## WHAT NEEDS TO BE DONE
Transcribe all the records exactly and omit any images they hold.

════════════════════

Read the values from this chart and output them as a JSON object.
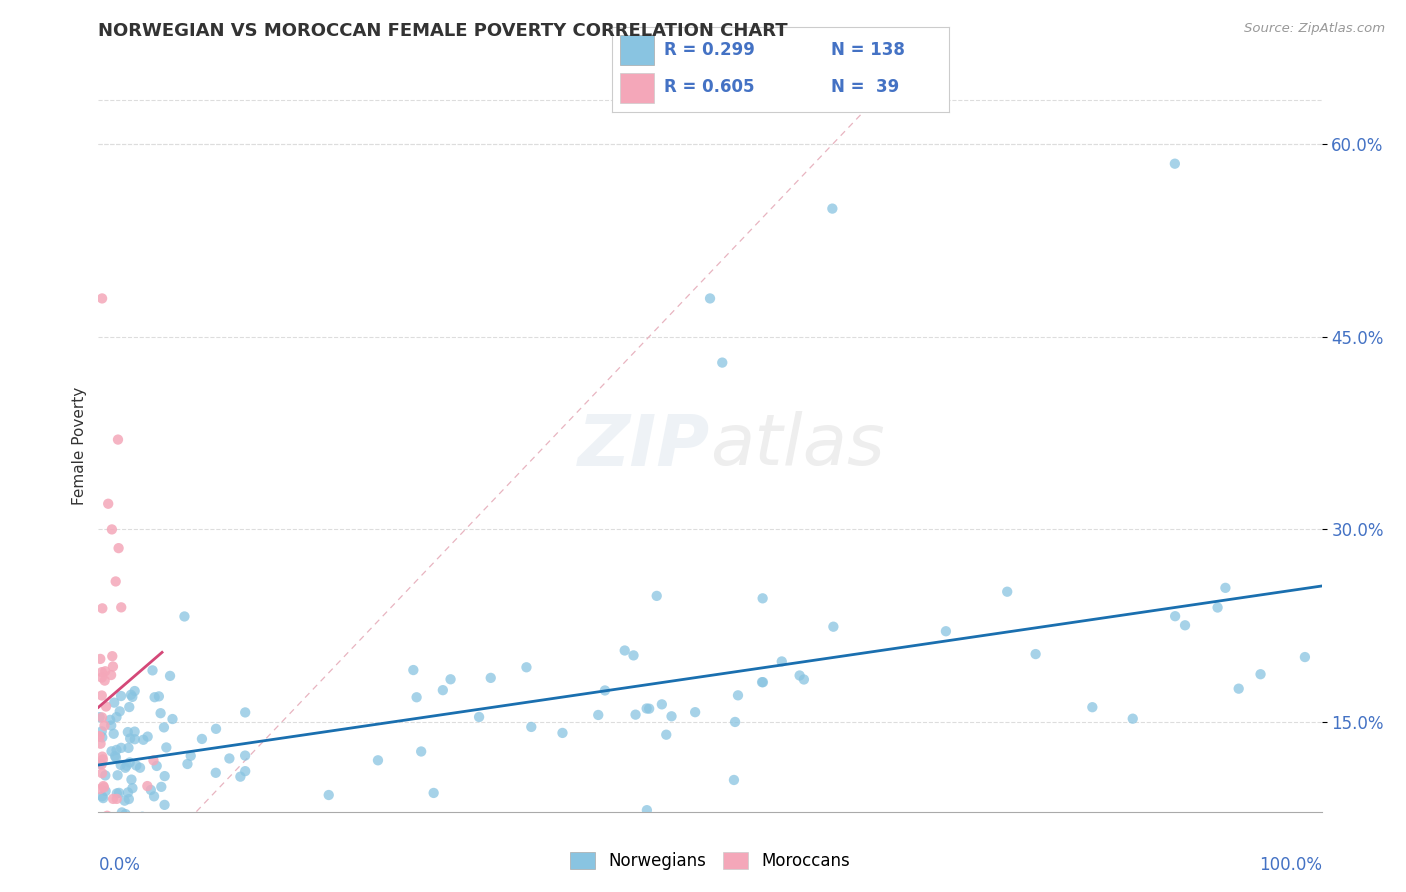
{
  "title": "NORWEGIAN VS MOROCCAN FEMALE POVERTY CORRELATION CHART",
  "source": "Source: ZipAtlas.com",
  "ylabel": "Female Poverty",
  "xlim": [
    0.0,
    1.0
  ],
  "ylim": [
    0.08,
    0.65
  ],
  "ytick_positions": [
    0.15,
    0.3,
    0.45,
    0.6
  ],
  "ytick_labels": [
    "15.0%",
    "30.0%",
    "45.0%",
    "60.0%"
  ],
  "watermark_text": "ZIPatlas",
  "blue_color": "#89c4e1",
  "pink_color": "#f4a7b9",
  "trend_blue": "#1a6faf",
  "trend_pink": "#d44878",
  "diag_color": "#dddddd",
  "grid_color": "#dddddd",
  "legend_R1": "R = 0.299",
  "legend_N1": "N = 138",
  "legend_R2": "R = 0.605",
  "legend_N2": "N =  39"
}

════════════════════

## EXERCISE RESPONSE
Read the values from this chart and output them as a JSON object.
{
  "title": "NORWEGIAN VS MOROCCAN FEMALE POVERTY CORRELATION CHART",
  "source": "Source: ZipAtlas.com",
  "ylabel": "Female Poverty",
  "xlim": [
    0.0,
    1.0
  ],
  "ylim": [
    0.08,
    0.65
  ],
  "ytick_positions": [
    0.15,
    0.3,
    0.45,
    0.6
  ],
  "ytick_labels": [
    "15.0%",
    "30.0%",
    "45.0%",
    "60.0%"
  ],
  "watermark_text": "ZIPatlas",
  "blue_color": "#89c4e1",
  "pink_color": "#f4a7b9",
  "trend_blue": "#1a6faf",
  "trend_pink": "#d44878",
  "diag_color": "#dddddd",
  "grid_color": "#dddddd",
  "legend_R1": "R = 0.299",
  "legend_N1": "N = 138",
  "legend_R2": "R = 0.605",
  "legend_N2": "N =  39"
}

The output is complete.